Records from a dataset:
— start —
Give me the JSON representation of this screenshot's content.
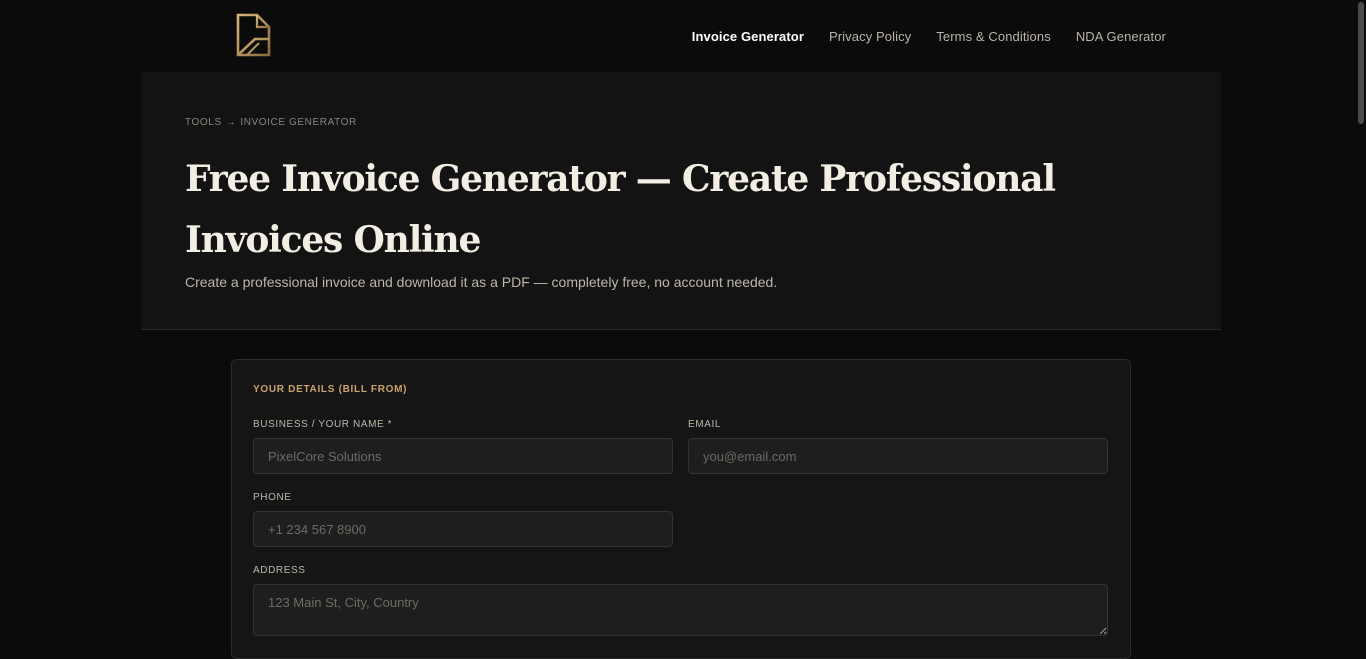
{
  "nav": {
    "items": [
      {
        "label": "Invoice Generator",
        "active": true
      },
      {
        "label": "Privacy Policy",
        "active": false
      },
      {
        "label": "Terms & Conditions",
        "active": false
      },
      {
        "label": "NDA Generator",
        "active": false
      }
    ]
  },
  "hero": {
    "breadcrumb": [
      "TOOLS",
      "→",
      "INVOICE GENERATOR"
    ],
    "title": "Free Invoice Generator — Create Professional Invoices Online",
    "subtitle": "Create a professional invoice and download it as a PDF — completely free, no account needed."
  },
  "form": {
    "section_title": "YOUR DETAILS (BILL FROM)",
    "business": {
      "label": "BUSINESS / YOUR NAME *",
      "placeholder": "PixelCore Solutions",
      "value": ""
    },
    "email": {
      "label": "EMAIL",
      "placeholder": "you@email.com",
      "value": ""
    },
    "phone": {
      "label": "PHONE",
      "placeholder": "+1 234 567 8900",
      "value": ""
    },
    "address": {
      "label": "ADDRESS",
      "placeholder": "123 Main St, City, Country",
      "value": ""
    }
  },
  "colors": {
    "accent": "#c9a46c",
    "background": "#0b0b0b",
    "panel": "#131313",
    "card": "#151515"
  }
}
— end —
■ **EXERCISE GOAL**
Copy all of the entries verbatim, leaving out any pictures they contain.

■ **ANSWER TO THE TASK**
Give me the JSON representation of this screenshot's content.
{
  "nav": {
    "items": [
      {
        "label": "Invoice Generator",
        "active": true
      },
      {
        "label": "Privacy Policy",
        "active": false
      },
      {
        "label": "Terms & Conditions",
        "active": false
      },
      {
        "label": "NDA Generator",
        "active": false
      }
    ]
  },
  "hero": {
    "breadcrumb": [
      "TOOLS",
      "→",
      "INVOICE GENERATOR"
    ],
    "title": "Free Invoice Generator — Create Professional Invoices Online",
    "subtitle": "Create a professional invoice and download it as a PDF — completely free, no account needed."
  },
  "form": {
    "section_title": "YOUR DETAILS (BILL FROM)",
    "business": {
      "label": "BUSINESS / YOUR NAME *",
      "placeholder": "PixelCore Solutions",
      "value": ""
    },
    "email": {
      "label": "EMAIL",
      "placeholder": "you@email.com",
      "value": ""
    },
    "phone": {
      "label": "PHONE",
      "placeholder": "+1 234 567 8900",
      "value": ""
    },
    "address": {
      "label": "ADDRESS",
      "placeholder": "123 Main St, City, Country",
      "value": ""
    }
  },
  "colors": {
    "accent": "#c9a46c",
    "background": "#0b0b0b",
    "panel": "#131313",
    "card": "#151515"
  }
}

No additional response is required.